- **What to produce**: Skip every picture, and output exactly the lines starting at the one with "Enumerate this screenshot's" and running through the last line of the material below.

- **Extracted material**:
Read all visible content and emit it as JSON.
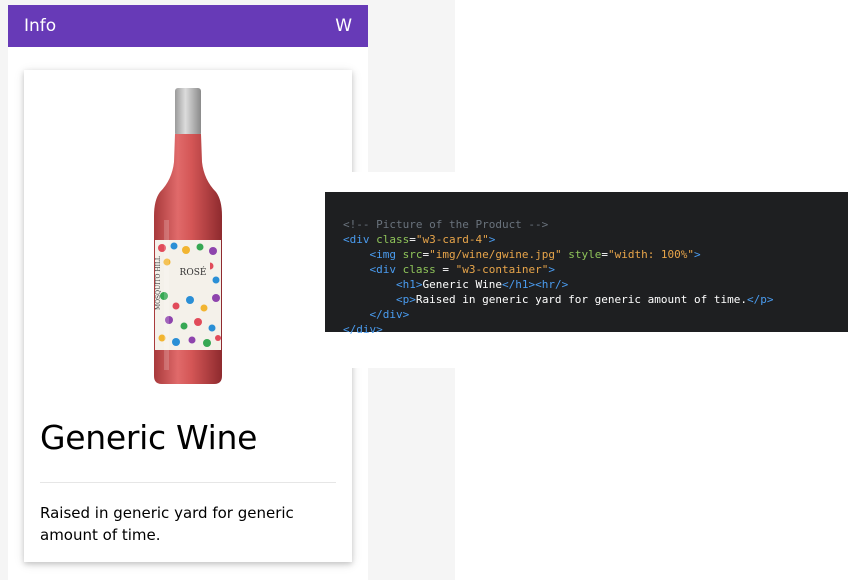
{
  "colors": {
    "topbar": "#673ab7",
    "code_background": "#1e1f21"
  },
  "topbar": {
    "title": "Info",
    "right_label": "W"
  },
  "card": {
    "image_icon": "wine-bottle-icon",
    "bottle_label": "ROSÉ",
    "bottle_brand": "MOSQUITO HILL",
    "heading": "Generic Wine",
    "description": "Raised in generic yard for generic amount of time."
  },
  "code": {
    "line1": "<!-- Picture of the Product -->",
    "line2_open": "<div ",
    "line2_attr": "class",
    "line2_eq": "=",
    "line2_val": "\"w3-card-4\"",
    "line2_close": ">",
    "line3_open": "<img ",
    "line3_attr1": "src",
    "line3_eq1": "=",
    "line3_val1": "\"img/wine/gwine.jpg\"",
    "line3_attr2": "style",
    "line3_eq2": "=",
    "line3_val2": "\"width: 100%\"",
    "line3_close": ">",
    "line4_open": "<div ",
    "line4_attr": "class",
    "line4_eq": " = ",
    "line4_val": "\"w3-container\"",
    "line4_close": ">",
    "line5_open": "<h1>",
    "line5_text": "Generic Wine",
    "line5_close": "</h1><hr/>",
    "line6_open": "<p>",
    "line6_text": "Raised in generic yard for generic amount of time.",
    "line6_close": "</p>",
    "line7": "</div>",
    "line8": "</div>"
  }
}
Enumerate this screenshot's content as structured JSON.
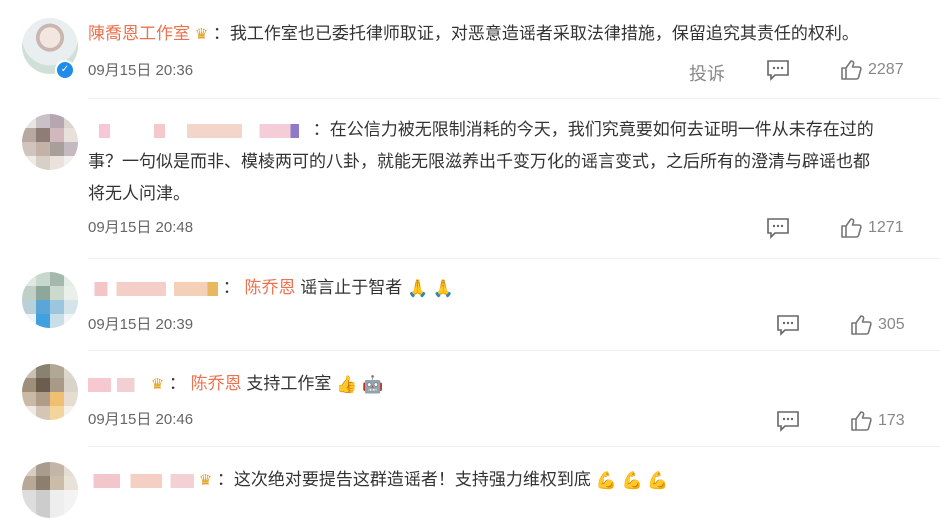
{
  "comments": [
    {
      "username": "陳喬恩工作室",
      "text": "：我工作室也已委托律师取证，对恶意造谣者采取法律措施，保留追究其责任的权利。",
      "time": "09月15日 20:36",
      "report_label": "投诉",
      "likes": "2287"
    },
    {
      "text_line1": "：在公信力被无限制消耗的今天，我们究竟要如何去证明一件从未存在过的",
      "text_line2": "事？一句似是而非、模棱两可的八卦，就能无限滋养出千变万化的谣言变式，之后所有的澄清与辟谣也都",
      "text_line3": "将无人问津。",
      "time": "09月15日 20:48",
      "likes": "1271"
    },
    {
      "reply_to": "陈乔恩",
      "text": "谣言止于智者",
      "emoji": "🙏 🙏",
      "time": "09月15日 20:39",
      "likes": "305"
    },
    {
      "reply_to": "陈乔恩",
      "text": "支持工作室",
      "emoji": "👍 🤖",
      "time": "09月15日 20:46",
      "likes": "173"
    },
    {
      "text": "：这次绝对要提告这群造谣者！支持强力维权到底",
      "emoji": "💪 💪 💪"
    }
  ],
  "icons": {
    "comment": "comment-icon",
    "like": "thumbs-up-icon",
    "verified": "verified-badge-icon",
    "crown": "vip-crown-icon"
  },
  "colors": {
    "username": "#eb7350",
    "verified": "#1e8ce8"
  }
}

- **Correct output**:
Enumerate this screenshot's content as structured JSON.
{
  "comments": [
    {
      "username": "陳喬恩工作室",
      "text": "：我工作室也已委托律师取证，对恶意造谣者采取法律措施，保留追究其责任的权利。",
      "time": "09月15日 20:36",
      "report_label": "投诉",
      "likes": "2287"
    },
    {
      "text_line1": "：在公信力被无限制消耗的今天，我们究竟要如何去证明一件从未存在过的",
      "text_line2": "事？一句似是而非、模棱两可的八卦，就能无限滋养出千变万化的谣言变式，之后所有的澄清与辟谣也都",
      "text_line3": "将无人问津。",
      "time": "09月15日 20:48",
      "likes": "1271"
    },
    {
      "reply_to": "陈乔恩",
      "text": "谣言止于智者",
      "emoji": "🙏 🙏",
      "time": "09月15日 20:39",
      "likes": "305"
    },
    {
      "reply_to": "陈乔恩",
      "text": "支持工作室",
      "emoji": "👍 🤖",
      "time": "09月15日 20:46",
      "likes": "173"
    },
    {
      "text": "：这次绝对要提告这群造谣者！支持强力维权到底",
      "emoji": "💪 💪 💪"
    }
  ],
  "icons": {
    "comment": "comment-icon",
    "like": "thumbs-up-icon",
    "verified": "verified-badge-icon",
    "crown": "vip-crown-icon"
  },
  "colors": {
    "username": "#eb7350",
    "verified": "#1e8ce8"
  }
}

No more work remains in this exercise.